■ Task instructions
Convert all the lines below into a Markdown table with two columns, Row and Line text, giving one row per line with its number; leave out blank lines and the pictures.

■ Supplied data
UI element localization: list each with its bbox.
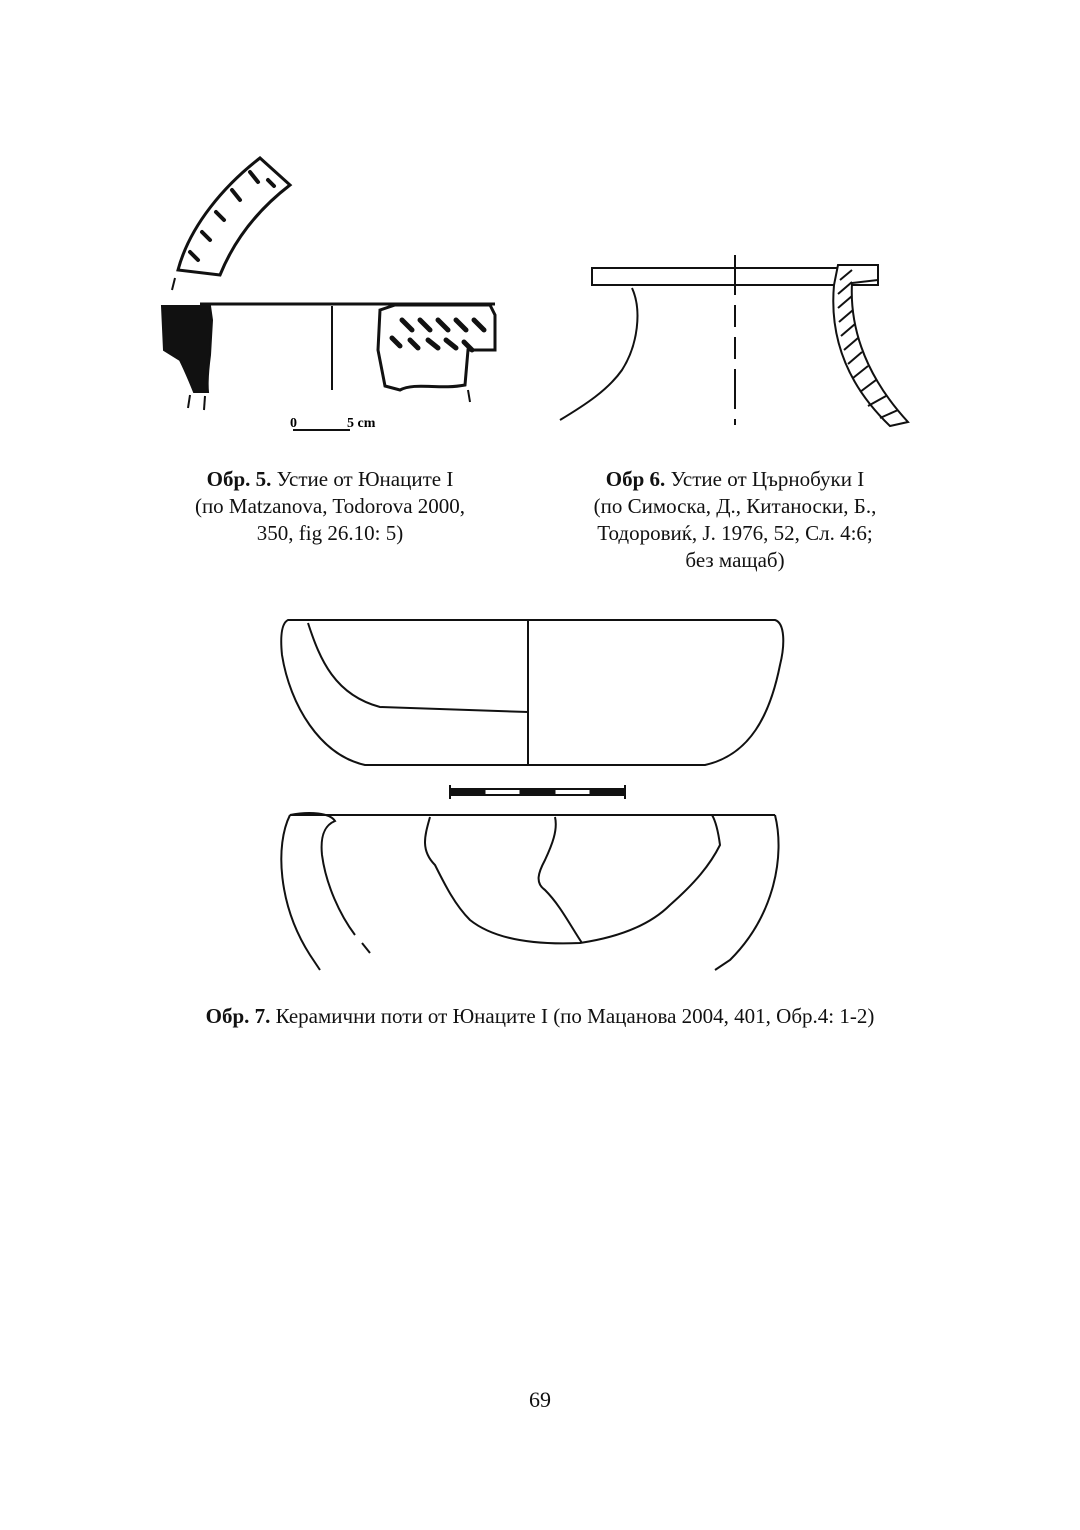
section-profile xyxy=(162,306,212,392)
caption-line: без мащаб) xyxy=(685,548,785,572)
bowl-2-left-wall xyxy=(281,815,320,970)
caption-text: Керамични поти от Юнаците I (по Мацанова 2004, 401, Обр.4: 1-2) xyxy=(275,1004,875,1028)
bowl-2-rim-profile xyxy=(290,813,355,935)
sherd-outline xyxy=(425,815,720,943)
vessel-contour xyxy=(560,288,637,420)
caption-line: Устие от Църнобуки I xyxy=(670,467,865,491)
caption-line: Тодоровиќ, Ј. 1976, 52, Сл. 4:6; xyxy=(597,521,873,545)
caption-label: Обр. 7. xyxy=(205,1004,271,1028)
caption-line: (по Matzanova, Todorova 2000, xyxy=(194,494,466,518)
figure-7-drawing xyxy=(270,615,795,975)
figure-7-caption xyxy=(60,1003,1020,1030)
bowl-1-inner-profile xyxy=(308,623,528,712)
bowl-2-right-wall xyxy=(715,815,779,970)
figure-5-drawing xyxy=(150,150,550,440)
scale-bar xyxy=(450,785,625,799)
scale-unit: 5 cm xyxy=(347,416,376,431)
scale-zero: 0 xyxy=(290,416,297,431)
caption-line: Устие от Юнаците I xyxy=(276,467,454,491)
sherd-crack xyxy=(539,817,582,943)
bowl-1-outline xyxy=(281,620,783,765)
page-number: 69 xyxy=(529,1387,551,1412)
figure-6-drawing xyxy=(550,250,920,440)
caption-line: 350, fig 26.10: 5) xyxy=(256,521,404,545)
caption-label: Обр. 5. xyxy=(206,467,272,491)
caption-label: Обр 6. xyxy=(605,467,666,491)
caption-line: (по Симоска, Д., Китаноски, Б., xyxy=(593,494,877,518)
figure-5-caption xyxy=(140,466,520,547)
figure-6-caption xyxy=(545,466,925,574)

■ Solution
| Row | Line text |
|---|---|
| 1 | UI element localization: list each with its bbox. |
| 2 | section-profile xyxy=(162,306,212,392) |
| 3 | caption-line: без мащаб) xyxy=(685,548,785,572) |
| 4 | bowl-2-left-wall xyxy=(281,815,320,970) |
| 5 | caption-text: Керамични поти от Юнаците I (по Мацанова 2004, 401, Обр.4: 1-2) xyxy=(275,1004,875,1028) |
| 6 | bowl-2-rim-profile xyxy=(290,813,355,935) |
| 7 | sherd-outline xyxy=(425,815,720,943) |
| 8 | vessel-contour xyxy=(560,288,637,420) |
| 9 | caption-line: Устие от Църнобуки I xyxy=(670,467,865,491) |
| 10 | caption-line: Тодоровиќ, Ј. 1976, 52, Сл. 4:6; xyxy=(597,521,873,545) |
| 11 | caption-label: Обр. 7. xyxy=(205,1004,271,1028) |
| 12 | caption-line: (по Matzanova, Todorova 2000, xyxy=(194,494,466,518) |
| 13 | figure-7-drawing xyxy=(270,615,795,975) |
| 14 | figure-7-caption xyxy=(60,1003,1020,1030) |
| 15 | bowl-1-inner-profile xyxy=(308,623,528,712) |
| 16 | bowl-2-right-wall xyxy=(715,815,779,970) |
| 17 | figure-5-drawing xyxy=(150,150,550,440) |
| 18 | scale-bar xyxy=(450,785,625,799) |
| 19 | scale-unit: 5 cm xyxy=(347,416,376,431) |
| 20 | scale-zero: 0 xyxy=(290,416,297,431) |
| 21 | caption-line: Устие от Юнаците I xyxy=(276,467,454,491) |
| 22 | sherd-crack xyxy=(539,817,582,943) |
| 23 | bowl-1-outline xyxy=(281,620,783,765) |
| 24 | page-number: 69 xyxy=(529,1387,551,1412) |
| 25 | figure-6-drawing xyxy=(550,250,920,440) |
| 26 | caption-line: 350, fig 26.10: 5) xyxy=(256,521,404,545) |
| 27 | caption-label: Обр. 5. xyxy=(206,467,272,491) |
| 28 | caption-label: Обр 6. xyxy=(605,467,666,491) |
| 29 | caption-line: (по Симоска, Д., Китаноски, Б., xyxy=(593,494,877,518) |
| 30 | figure-5-caption xyxy=(140,466,520,547) |
| 31 | figure-6-caption xyxy=(545,466,925,574) |